What is required: Skip the pictures. Repeat everything else in the records word for word.

Information shown:

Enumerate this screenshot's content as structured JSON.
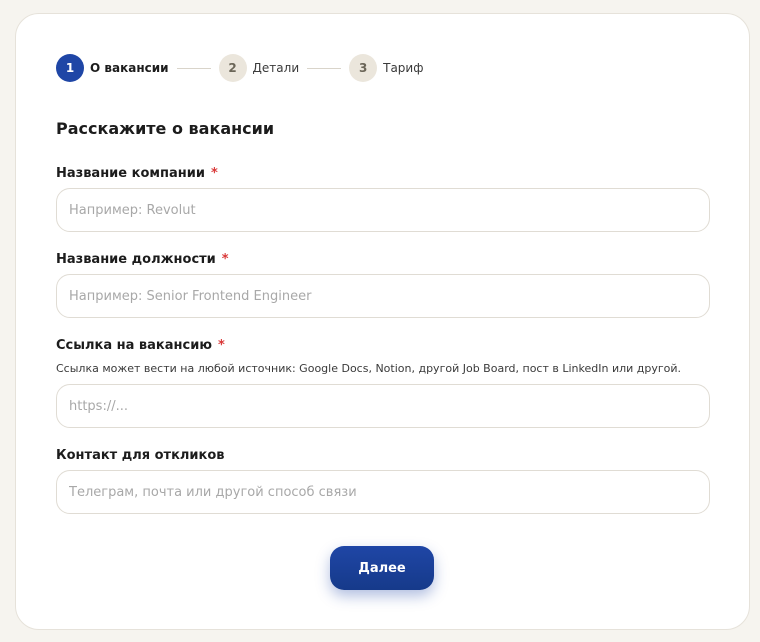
{
  "stepper": {
    "steps": [
      {
        "number": "1",
        "label": "О вакансии",
        "state": "active"
      },
      {
        "number": "2",
        "label": "Детали",
        "state": "inactive"
      },
      {
        "number": "3",
        "label": "Тариф",
        "state": "inactive"
      }
    ]
  },
  "form": {
    "title": "Расскажите о вакансии",
    "required_mark": "*",
    "company": {
      "label": "Название компании",
      "placeholder": "Например: Revolut",
      "value": ""
    },
    "position": {
      "label": "Название должности",
      "placeholder": "Например: Senior Frontend Engineer",
      "value": ""
    },
    "link": {
      "label": "Ссылка на вакансию",
      "hint": "Ссылка может вести на любой источник: Google Docs, Notion, другой Job Board, пост в LinkedIn или другой.",
      "placeholder": "https://...",
      "value": ""
    },
    "contact": {
      "label": "Контакт для откликов",
      "placeholder": "Телеграм, почта или другой способ связи",
      "value": ""
    },
    "next_label": "Далее"
  },
  "colors": {
    "accent": "#1f46a6",
    "required": "#d93838",
    "page_background": "#f6f4ef"
  }
}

Problem solution:
Enumerate this screenshot's content as structured JSON.
{
  "stepper": {
    "steps": [
      {
        "number": "1",
        "label": "О вакансии",
        "state": "active"
      },
      {
        "number": "2",
        "label": "Детали",
        "state": "inactive"
      },
      {
        "number": "3",
        "label": "Тариф",
        "state": "inactive"
      }
    ]
  },
  "form": {
    "title": "Расскажите о вакансии",
    "required_mark": "*",
    "company": {
      "label": "Название компании",
      "placeholder": "Например: Revolut",
      "value": ""
    },
    "position": {
      "label": "Название должности",
      "placeholder": "Например: Senior Frontend Engineer",
      "value": ""
    },
    "link": {
      "label": "Ссылка на вакансию",
      "hint": "Ссылка может вести на любой источник: Google Docs, Notion, другой Job Board, пост в LinkedIn или другой.",
      "placeholder": "https://...",
      "value": ""
    },
    "contact": {
      "label": "Контакт для откликов",
      "placeholder": "Телеграм, почта или другой способ связи",
      "value": ""
    },
    "next_label": "Далее"
  },
  "colors": {
    "accent": "#1f46a6",
    "required": "#d93838",
    "page_background": "#f6f4ef"
  }
}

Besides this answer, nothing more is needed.